§ **What you have to do**
Repeat the records in full and exactly, omitting pictures.

Entries taken from a collection
┄┄┄┄┄┄┄┄┄┄┄┄┄┄┄┄┄┄┄┄

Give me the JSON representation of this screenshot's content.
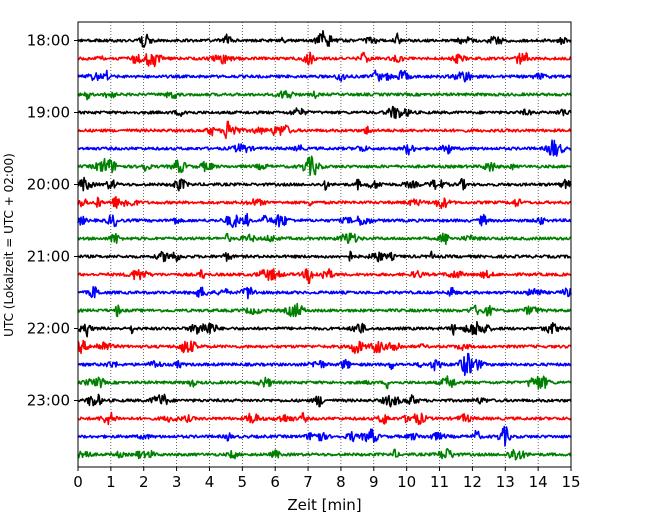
{
  "chart_data": {
    "type": "line",
    "title": "",
    "xlabel": "Zeit  [min]",
    "ylabel": "UTC (Lokalzeit = UTC + 02:00)",
    "xlim": [
      0,
      15
    ],
    "x_ticks": [
      0,
      1,
      2,
      3,
      4,
      5,
      6,
      7,
      8,
      9,
      10,
      11,
      12,
      13,
      14,
      15
    ],
    "x_tick_labels": [
      "0",
      "1",
      "2",
      "3",
      "4",
      "5",
      "6",
      "7",
      "8",
      "9",
      "10",
      "11",
      "12",
      "13",
      "14",
      "15"
    ],
    "y_tick_labels": [
      "18:00",
      "19:00",
      "20:00",
      "21:00",
      "22:00",
      "23:00"
    ],
    "grid": "vertical dotted",
    "trace_interval_minutes": 15,
    "trace_color_cycle": [
      "#000000",
      "#ff0000",
      "#0000ff",
      "#008000"
    ],
    "traces": [
      {
        "start": "18:00",
        "color": "#000000"
      },
      {
        "start": "18:15",
        "color": "#ff0000"
      },
      {
        "start": "18:30",
        "color": "#0000ff"
      },
      {
        "start": "18:45",
        "color": "#008000"
      },
      {
        "start": "19:00",
        "color": "#000000"
      },
      {
        "start": "19:15",
        "color": "#ff0000"
      },
      {
        "start": "19:30",
        "color": "#0000ff"
      },
      {
        "start": "19:45",
        "color": "#008000"
      },
      {
        "start": "20:00",
        "color": "#000000"
      },
      {
        "start": "20:15",
        "color": "#ff0000"
      },
      {
        "start": "20:30",
        "color": "#0000ff"
      },
      {
        "start": "20:45",
        "color": "#008000"
      },
      {
        "start": "21:00",
        "color": "#000000"
      },
      {
        "start": "21:15",
        "color": "#ff0000"
      },
      {
        "start": "21:30",
        "color": "#0000ff"
      },
      {
        "start": "21:45",
        "color": "#008000"
      },
      {
        "start": "22:00",
        "color": "#000000"
      },
      {
        "start": "22:15",
        "color": "#ff0000"
      },
      {
        "start": "22:30",
        "color": "#0000ff"
      },
      {
        "start": "22:45",
        "color": "#008000"
      },
      {
        "start": "23:00",
        "color": "#000000"
      },
      {
        "start": "23:15",
        "color": "#ff0000"
      },
      {
        "start": "23:30",
        "color": "#0000ff"
      },
      {
        "start": "23:45",
        "color": "#008000"
      }
    ]
  }
}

┄┄┄┄┄┄┄┄┄┄┄┄┄┄┄┄┄┄┄┄

§ **Response below**
Give me the JSON representation of this screenshot's content.
{
  "chart_data": {
    "type": "line",
    "title": "",
    "xlabel": "Zeit  [min]",
    "ylabel": "UTC (Lokalzeit = UTC + 02:00)",
    "xlim": [
      0,
      15
    ],
    "x_ticks": [
      0,
      1,
      2,
      3,
      4,
      5,
      6,
      7,
      8,
      9,
      10,
      11,
      12,
      13,
      14,
      15
    ],
    "x_tick_labels": [
      "0",
      "1",
      "2",
      "3",
      "4",
      "5",
      "6",
      "7",
      "8",
      "9",
      "10",
      "11",
      "12",
      "13",
      "14",
      "15"
    ],
    "y_tick_labels": [
      "18:00",
      "19:00",
      "20:00",
      "21:00",
      "22:00",
      "23:00"
    ],
    "grid": "vertical dotted",
    "trace_interval_minutes": 15,
    "trace_color_cycle": [
      "#000000",
      "#ff0000",
      "#0000ff",
      "#008000"
    ],
    "traces": [
      {
        "start": "18:00",
        "color": "#000000"
      },
      {
        "start": "18:15",
        "color": "#ff0000"
      },
      {
        "start": "18:30",
        "color": "#0000ff"
      },
      {
        "start": "18:45",
        "color": "#008000"
      },
      {
        "start": "19:00",
        "color": "#000000"
      },
      {
        "start": "19:15",
        "color": "#ff0000"
      },
      {
        "start": "19:30",
        "color": "#0000ff"
      },
      {
        "start": "19:45",
        "color": "#008000"
      },
      {
        "start": "20:00",
        "color": "#000000"
      },
      {
        "start": "20:15",
        "color": "#ff0000"
      },
      {
        "start": "20:30",
        "color": "#0000ff"
      },
      {
        "start": "20:45",
        "color": "#008000"
      },
      {
        "start": "21:00",
        "color": "#000000"
      },
      {
        "start": "21:15",
        "color": "#ff0000"
      },
      {
        "start": "21:30",
        "color": "#0000ff"
      },
      {
        "start": "21:45",
        "color": "#008000"
      },
      {
        "start": "22:00",
        "color": "#000000"
      },
      {
        "start": "22:15",
        "color": "#ff0000"
      },
      {
        "start": "22:30",
        "color": "#0000ff"
      },
      {
        "start": "22:45",
        "color": "#008000"
      },
      {
        "start": "23:00",
        "color": "#000000"
      },
      {
        "start": "23:15",
        "color": "#ff0000"
      },
      {
        "start": "23:30",
        "color": "#0000ff"
      },
      {
        "start": "23:45",
        "color": "#008000"
      }
    ]
  }
}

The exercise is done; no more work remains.